Stored entries
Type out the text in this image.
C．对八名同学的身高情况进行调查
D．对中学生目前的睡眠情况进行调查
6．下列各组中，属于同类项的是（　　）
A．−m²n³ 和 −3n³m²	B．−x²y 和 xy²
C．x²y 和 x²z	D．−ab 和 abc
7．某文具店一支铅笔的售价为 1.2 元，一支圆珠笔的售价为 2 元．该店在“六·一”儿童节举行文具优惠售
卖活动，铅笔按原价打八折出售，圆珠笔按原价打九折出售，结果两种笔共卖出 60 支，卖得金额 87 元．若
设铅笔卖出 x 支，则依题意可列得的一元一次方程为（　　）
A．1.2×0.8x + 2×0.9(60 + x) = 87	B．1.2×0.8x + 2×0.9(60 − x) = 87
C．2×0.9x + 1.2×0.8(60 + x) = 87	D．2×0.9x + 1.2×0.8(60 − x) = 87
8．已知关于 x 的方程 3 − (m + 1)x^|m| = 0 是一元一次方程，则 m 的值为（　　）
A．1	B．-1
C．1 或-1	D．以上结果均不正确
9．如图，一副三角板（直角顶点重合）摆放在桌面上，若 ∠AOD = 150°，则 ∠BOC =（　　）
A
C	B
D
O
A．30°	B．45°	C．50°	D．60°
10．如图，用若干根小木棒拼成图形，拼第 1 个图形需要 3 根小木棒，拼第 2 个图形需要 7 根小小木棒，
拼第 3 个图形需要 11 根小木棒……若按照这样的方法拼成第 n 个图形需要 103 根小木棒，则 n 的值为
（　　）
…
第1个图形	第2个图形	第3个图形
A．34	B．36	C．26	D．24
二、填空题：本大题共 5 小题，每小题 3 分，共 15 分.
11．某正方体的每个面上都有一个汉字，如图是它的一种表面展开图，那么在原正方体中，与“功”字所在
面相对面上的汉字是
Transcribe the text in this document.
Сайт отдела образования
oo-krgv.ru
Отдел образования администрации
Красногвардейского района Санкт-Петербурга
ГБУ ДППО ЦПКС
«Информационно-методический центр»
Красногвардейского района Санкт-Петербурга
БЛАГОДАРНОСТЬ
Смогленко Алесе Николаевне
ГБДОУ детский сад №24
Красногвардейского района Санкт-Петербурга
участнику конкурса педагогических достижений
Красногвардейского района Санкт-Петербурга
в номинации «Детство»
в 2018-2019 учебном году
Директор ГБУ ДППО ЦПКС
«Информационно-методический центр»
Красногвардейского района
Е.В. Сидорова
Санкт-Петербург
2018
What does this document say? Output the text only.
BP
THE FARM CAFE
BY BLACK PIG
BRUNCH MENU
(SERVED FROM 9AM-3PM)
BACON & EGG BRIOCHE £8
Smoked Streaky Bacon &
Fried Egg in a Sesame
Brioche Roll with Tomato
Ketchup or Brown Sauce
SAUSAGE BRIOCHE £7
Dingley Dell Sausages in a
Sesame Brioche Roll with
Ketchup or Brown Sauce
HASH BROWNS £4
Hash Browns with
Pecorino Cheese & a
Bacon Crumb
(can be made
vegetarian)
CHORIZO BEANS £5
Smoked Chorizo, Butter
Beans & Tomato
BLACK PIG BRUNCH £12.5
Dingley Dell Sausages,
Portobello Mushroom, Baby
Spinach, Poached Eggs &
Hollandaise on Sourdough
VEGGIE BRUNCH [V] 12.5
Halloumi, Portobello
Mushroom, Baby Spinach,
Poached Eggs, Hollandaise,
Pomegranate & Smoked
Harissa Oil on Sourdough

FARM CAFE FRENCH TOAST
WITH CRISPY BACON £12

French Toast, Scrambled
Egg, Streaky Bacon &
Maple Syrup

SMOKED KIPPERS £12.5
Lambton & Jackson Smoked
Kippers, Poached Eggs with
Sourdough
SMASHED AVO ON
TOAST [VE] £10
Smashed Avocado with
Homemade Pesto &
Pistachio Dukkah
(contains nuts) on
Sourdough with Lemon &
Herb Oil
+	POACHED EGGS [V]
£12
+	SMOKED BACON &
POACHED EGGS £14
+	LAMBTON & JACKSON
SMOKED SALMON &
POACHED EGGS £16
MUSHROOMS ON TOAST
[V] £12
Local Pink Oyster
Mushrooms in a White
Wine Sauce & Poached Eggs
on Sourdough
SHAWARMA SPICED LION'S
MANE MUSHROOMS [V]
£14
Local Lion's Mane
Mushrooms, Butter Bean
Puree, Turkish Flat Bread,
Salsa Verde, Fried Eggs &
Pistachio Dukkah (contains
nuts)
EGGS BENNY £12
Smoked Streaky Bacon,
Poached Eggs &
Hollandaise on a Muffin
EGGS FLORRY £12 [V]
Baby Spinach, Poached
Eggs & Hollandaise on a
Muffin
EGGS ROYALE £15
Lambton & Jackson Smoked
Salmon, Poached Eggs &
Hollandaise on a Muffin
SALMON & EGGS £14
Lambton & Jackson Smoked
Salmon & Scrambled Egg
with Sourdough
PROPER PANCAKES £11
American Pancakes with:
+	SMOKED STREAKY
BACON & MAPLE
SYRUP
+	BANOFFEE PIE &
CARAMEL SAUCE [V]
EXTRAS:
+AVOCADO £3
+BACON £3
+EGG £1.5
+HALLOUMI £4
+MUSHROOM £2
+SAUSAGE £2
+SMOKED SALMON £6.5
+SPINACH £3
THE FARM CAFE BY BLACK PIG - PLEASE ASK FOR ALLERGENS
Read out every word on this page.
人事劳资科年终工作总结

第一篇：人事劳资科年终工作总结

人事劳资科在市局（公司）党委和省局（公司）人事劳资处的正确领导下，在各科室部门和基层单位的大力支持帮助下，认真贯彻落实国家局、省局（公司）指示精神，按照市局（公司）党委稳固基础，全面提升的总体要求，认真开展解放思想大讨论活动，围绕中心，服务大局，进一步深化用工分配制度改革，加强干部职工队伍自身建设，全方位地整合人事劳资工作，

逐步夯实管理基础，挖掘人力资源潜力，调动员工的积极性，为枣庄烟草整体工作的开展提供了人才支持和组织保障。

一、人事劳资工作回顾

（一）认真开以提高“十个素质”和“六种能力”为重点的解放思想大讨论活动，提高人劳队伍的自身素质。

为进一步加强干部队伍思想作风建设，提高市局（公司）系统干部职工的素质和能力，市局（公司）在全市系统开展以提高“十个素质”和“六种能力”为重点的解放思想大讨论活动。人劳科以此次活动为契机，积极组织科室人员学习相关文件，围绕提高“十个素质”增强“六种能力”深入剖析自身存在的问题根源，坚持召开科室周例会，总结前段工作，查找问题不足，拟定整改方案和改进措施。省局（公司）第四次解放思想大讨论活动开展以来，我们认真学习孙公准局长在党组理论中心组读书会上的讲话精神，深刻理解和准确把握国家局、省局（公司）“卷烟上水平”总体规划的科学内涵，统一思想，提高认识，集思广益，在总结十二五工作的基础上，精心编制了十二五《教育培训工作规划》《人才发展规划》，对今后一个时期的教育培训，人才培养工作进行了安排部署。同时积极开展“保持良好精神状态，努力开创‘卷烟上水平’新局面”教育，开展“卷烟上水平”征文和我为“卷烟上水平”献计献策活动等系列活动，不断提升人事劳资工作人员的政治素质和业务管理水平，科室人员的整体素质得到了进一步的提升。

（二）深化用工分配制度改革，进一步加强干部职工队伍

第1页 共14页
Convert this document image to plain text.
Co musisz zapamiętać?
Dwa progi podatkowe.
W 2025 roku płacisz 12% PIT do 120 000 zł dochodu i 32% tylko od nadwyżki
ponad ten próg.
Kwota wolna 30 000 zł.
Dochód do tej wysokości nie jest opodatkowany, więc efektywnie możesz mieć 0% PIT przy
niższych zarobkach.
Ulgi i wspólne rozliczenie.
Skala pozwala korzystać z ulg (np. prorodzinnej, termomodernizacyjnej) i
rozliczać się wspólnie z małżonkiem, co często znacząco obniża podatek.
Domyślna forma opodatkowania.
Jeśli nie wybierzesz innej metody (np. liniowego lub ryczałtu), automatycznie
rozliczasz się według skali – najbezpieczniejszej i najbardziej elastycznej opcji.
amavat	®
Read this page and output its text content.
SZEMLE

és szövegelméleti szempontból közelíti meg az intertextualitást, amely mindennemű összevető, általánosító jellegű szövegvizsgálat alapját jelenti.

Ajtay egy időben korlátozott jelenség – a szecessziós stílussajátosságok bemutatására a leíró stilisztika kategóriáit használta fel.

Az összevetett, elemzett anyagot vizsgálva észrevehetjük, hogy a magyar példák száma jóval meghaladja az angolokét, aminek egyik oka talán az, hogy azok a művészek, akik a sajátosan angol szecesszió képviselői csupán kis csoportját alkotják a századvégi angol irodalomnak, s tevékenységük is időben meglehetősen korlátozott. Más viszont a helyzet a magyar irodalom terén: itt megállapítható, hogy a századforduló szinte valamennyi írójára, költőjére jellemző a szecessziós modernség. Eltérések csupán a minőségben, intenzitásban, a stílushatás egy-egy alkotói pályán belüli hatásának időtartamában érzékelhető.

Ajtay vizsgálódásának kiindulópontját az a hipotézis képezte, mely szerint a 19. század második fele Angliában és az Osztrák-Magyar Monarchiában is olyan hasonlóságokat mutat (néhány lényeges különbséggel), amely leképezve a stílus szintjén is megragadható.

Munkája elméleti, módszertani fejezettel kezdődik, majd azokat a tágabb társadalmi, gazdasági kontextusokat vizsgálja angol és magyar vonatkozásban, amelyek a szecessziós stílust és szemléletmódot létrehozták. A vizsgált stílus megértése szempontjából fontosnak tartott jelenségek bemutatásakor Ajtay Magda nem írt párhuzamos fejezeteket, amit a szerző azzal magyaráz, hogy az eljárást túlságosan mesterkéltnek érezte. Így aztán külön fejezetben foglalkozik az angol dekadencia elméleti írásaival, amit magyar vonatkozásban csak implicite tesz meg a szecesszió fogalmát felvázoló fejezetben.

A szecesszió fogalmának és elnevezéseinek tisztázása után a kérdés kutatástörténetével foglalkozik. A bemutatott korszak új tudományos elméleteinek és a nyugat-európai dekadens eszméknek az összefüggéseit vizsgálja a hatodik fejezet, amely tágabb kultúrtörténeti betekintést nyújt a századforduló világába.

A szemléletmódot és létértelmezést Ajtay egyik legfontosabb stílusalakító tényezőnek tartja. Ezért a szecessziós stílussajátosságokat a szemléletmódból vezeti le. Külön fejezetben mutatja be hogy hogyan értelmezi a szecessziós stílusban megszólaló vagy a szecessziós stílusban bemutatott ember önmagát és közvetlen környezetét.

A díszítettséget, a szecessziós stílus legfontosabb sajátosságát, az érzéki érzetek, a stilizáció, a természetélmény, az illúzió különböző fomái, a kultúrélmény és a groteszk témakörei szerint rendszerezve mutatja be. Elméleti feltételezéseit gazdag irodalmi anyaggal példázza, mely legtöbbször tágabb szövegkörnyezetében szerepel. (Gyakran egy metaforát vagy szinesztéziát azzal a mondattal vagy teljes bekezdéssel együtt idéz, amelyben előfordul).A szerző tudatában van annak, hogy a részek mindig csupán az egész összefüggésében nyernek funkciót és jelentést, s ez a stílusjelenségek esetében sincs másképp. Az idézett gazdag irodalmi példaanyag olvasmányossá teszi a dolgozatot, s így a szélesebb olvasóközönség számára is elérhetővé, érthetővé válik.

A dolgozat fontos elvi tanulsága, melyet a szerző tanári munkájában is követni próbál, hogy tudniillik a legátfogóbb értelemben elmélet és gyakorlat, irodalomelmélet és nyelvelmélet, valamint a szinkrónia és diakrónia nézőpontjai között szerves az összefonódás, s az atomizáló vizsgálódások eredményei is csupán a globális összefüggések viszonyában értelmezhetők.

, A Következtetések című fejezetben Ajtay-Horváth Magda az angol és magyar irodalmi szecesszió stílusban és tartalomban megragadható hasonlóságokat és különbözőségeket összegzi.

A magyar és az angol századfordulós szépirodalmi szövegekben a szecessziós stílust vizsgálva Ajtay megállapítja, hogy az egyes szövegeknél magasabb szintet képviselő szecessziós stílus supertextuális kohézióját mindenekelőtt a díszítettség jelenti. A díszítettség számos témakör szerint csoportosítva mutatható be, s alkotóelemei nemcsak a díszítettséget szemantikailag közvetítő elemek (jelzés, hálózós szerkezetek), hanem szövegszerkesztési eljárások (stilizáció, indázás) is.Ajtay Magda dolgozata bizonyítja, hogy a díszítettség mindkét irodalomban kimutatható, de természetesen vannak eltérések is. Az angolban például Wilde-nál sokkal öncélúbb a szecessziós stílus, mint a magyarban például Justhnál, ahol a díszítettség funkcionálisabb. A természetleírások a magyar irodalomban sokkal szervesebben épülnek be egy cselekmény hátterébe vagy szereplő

_Exercise objective:_
State, as a number only, how many lines in the entries include "stílusban".

_Task output:_
2